— Problem details —
Return the count of lines with the string "type" in them, and nothing else.

══ Excerpted data

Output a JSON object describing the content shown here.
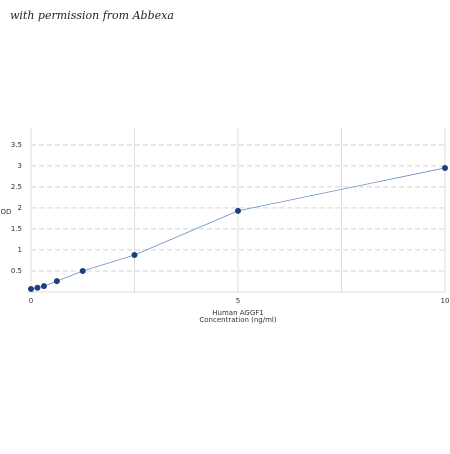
{
  "watermark": "with permission from Abbexa",
  "chart_data": {
    "type": "scatter-line",
    "ylabel": "OD",
    "xlabel": [
      "Human AGGF1",
      "Concentration (ng/ml)"
    ],
    "x": [
      0,
      0.156,
      0.313,
      0.625,
      1.25,
      2.5,
      5,
      10
    ],
    "values": [
      0.07,
      0.1,
      0.14,
      0.26,
      0.5,
      0.88,
      1.93,
      2.95
    ],
    "color": "#1f3f7a",
    "line_color": "#6b8fbf",
    "xlim": [
      0,
      10
    ],
    "xticks": [
      0,
      5,
      10
    ],
    "xgrid_minor": [
      2.5,
      7.5
    ],
    "ylim": [
      0,
      3.9
    ],
    "yticks": [
      0.5,
      1,
      1.5,
      2,
      2.5,
      3,
      3.5
    ],
    "grid": true
  }
}
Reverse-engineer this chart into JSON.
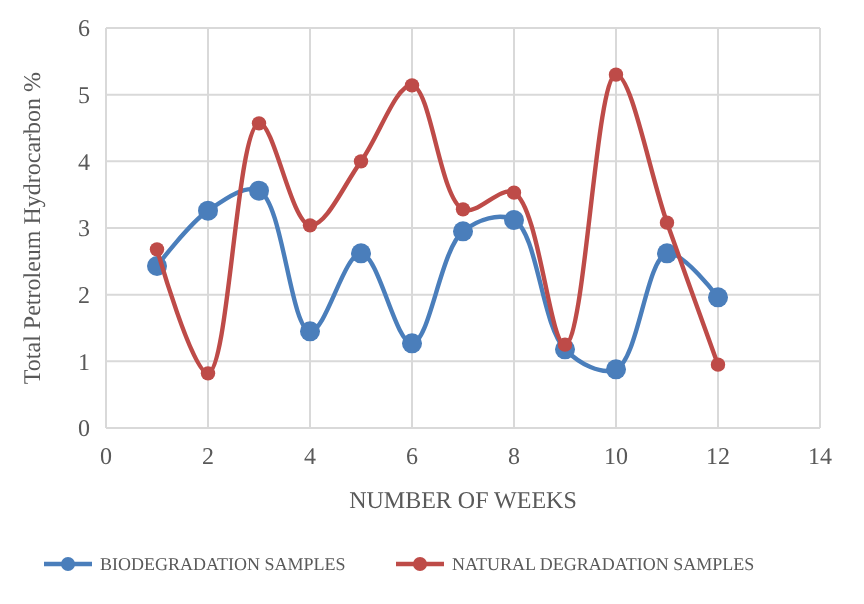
{
  "chart_data": {
    "type": "line",
    "xlabel": "NUMBER OF WEEKS",
    "ylabel": "Total Petroleum Hydrocarbon %",
    "x": [
      1,
      2,
      3,
      4,
      5,
      6,
      7,
      8,
      9,
      10,
      11,
      12
    ],
    "series": [
      {
        "name": "BIODEGRADATION SAMPLES",
        "color": "#4a7ebb",
        "values": [
          2.43,
          3.26,
          3.56,
          1.45,
          2.62,
          1.27,
          2.95,
          3.12,
          1.18,
          0.88,
          2.62,
          1.96
        ]
      },
      {
        "name": "NATURAL DEGRADATION SAMPLES",
        "color": "#be4b48",
        "values": [
          2.68,
          0.82,
          4.57,
          3.04,
          4.0,
          5.14,
          3.28,
          3.53,
          1.25,
          5.3,
          3.08,
          0.95
        ]
      }
    ],
    "xlim": [
      0,
      14
    ],
    "xticks": [
      0,
      2,
      4,
      6,
      8,
      10,
      12,
      14
    ],
    "ylim": [
      0,
      6
    ],
    "yticks": [
      0,
      1,
      2,
      3,
      4,
      5,
      6
    ],
    "grid": true,
    "legend": "bottom",
    "marker": "circle",
    "line_style": "solid"
  }
}
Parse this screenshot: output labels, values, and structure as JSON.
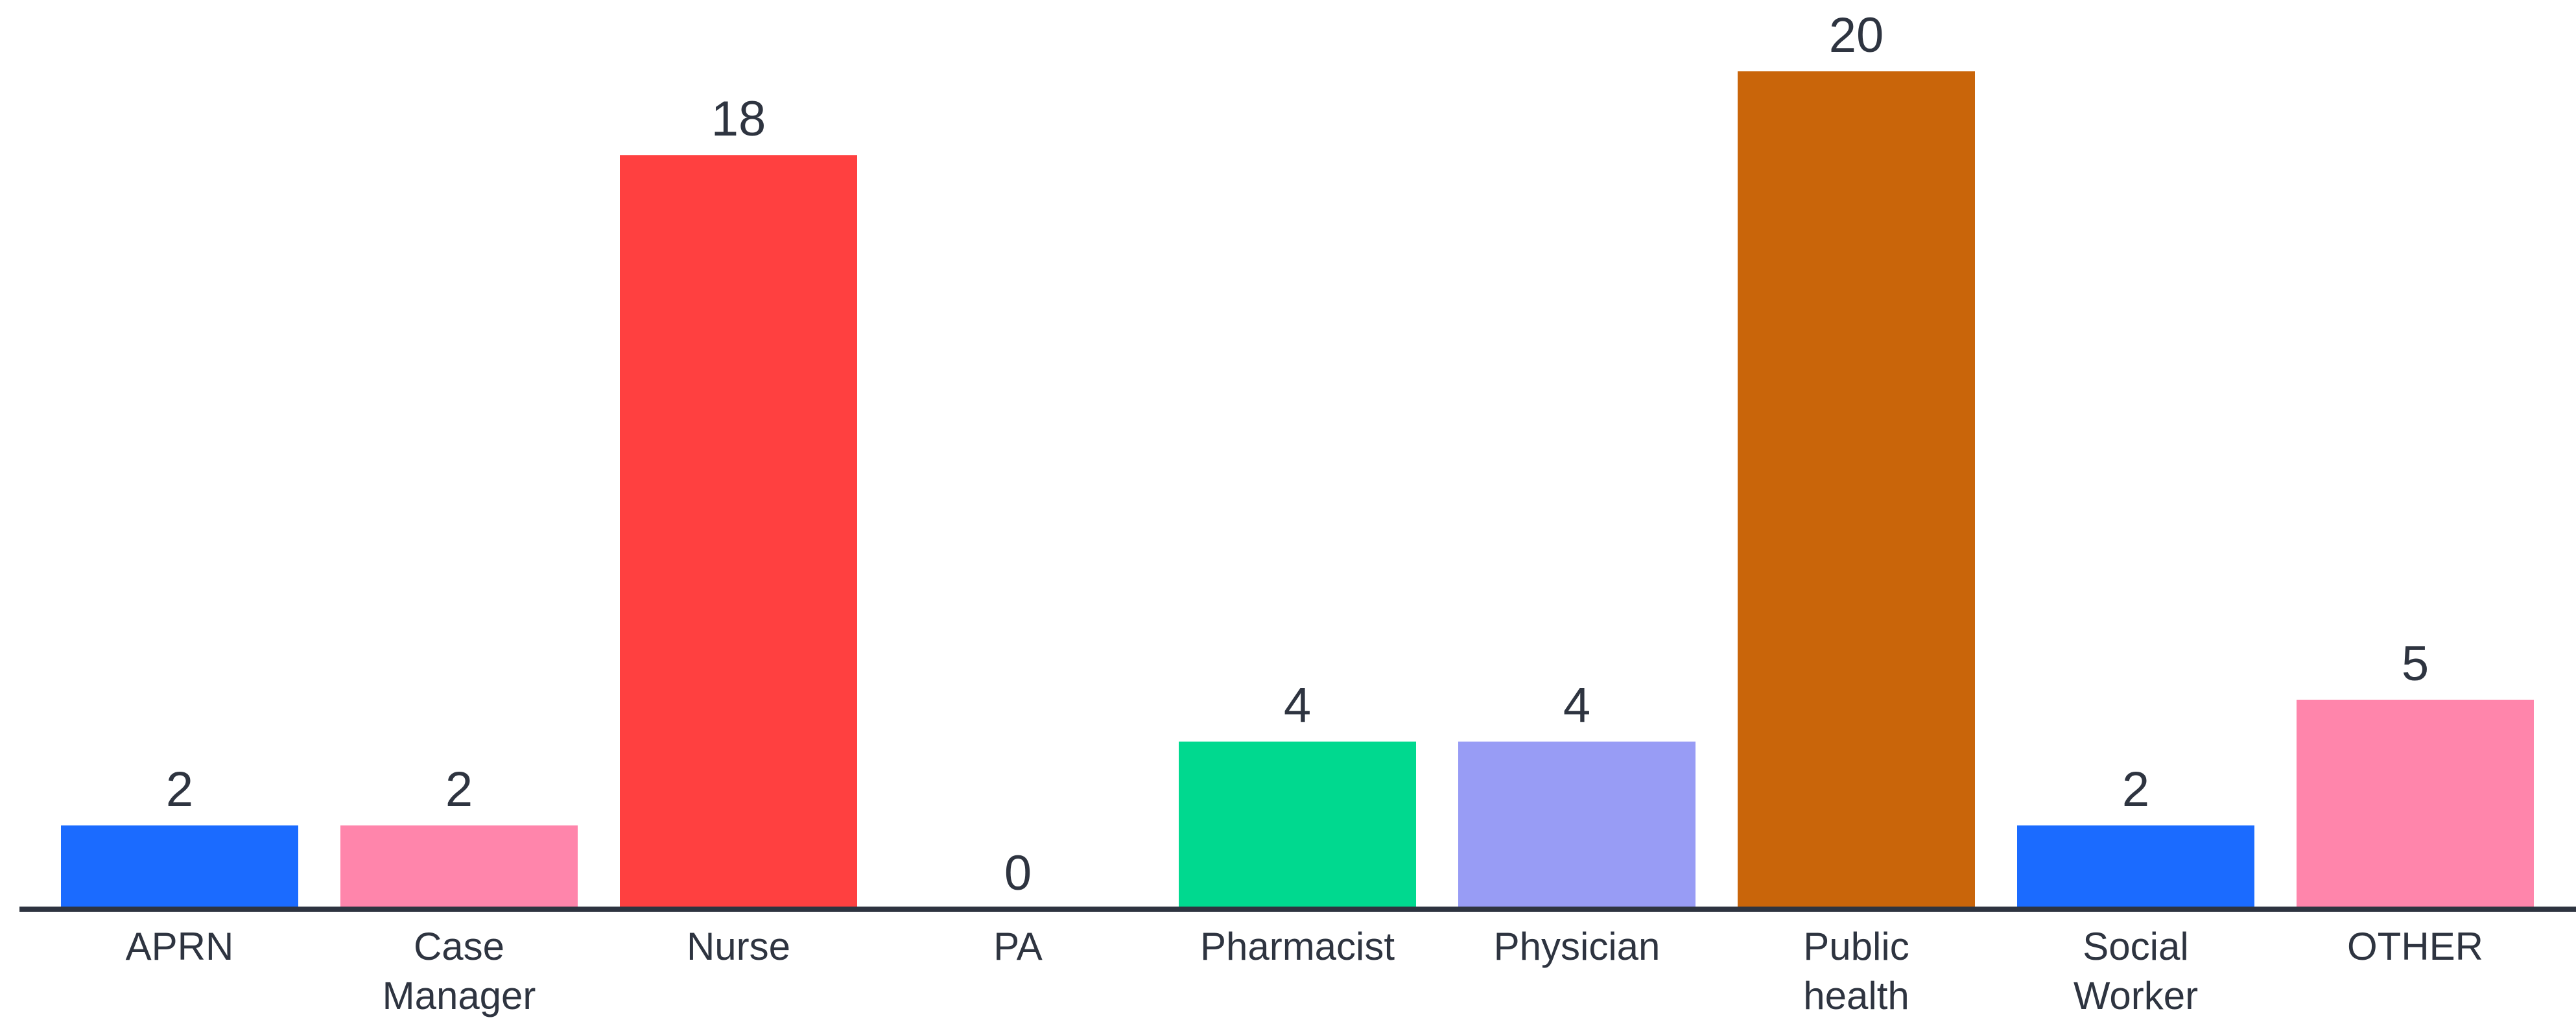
{
  "chart_data": {
    "type": "bar",
    "categories": [
      [
        "APRN"
      ],
      [
        "Case",
        "Manager"
      ],
      [
        "Nurse"
      ],
      [
        "PA"
      ],
      [
        "Pharmacist"
      ],
      [
        "Physician"
      ],
      [
        "Public",
        "health"
      ],
      [
        "Social",
        "Worker"
      ],
      [
        "OTHER"
      ]
    ],
    "values": [
      2,
      2,
      18,
      0,
      4,
      4,
      20,
      2,
      5
    ],
    "colors": [
      "#1b6bff",
      "#ff85ab",
      "#ff4040",
      "#ffffff",
      "#00d98f",
      "#989cf5",
      "#c9650a",
      "#1b6bff",
      "#ff85ab"
    ],
    "baseline_color": "#2e3440",
    "label_color": "#2e3440",
    "ylim": [
      0,
      20
    ],
    "grid": false,
    "legend": "none"
  }
}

════

— Final result —
3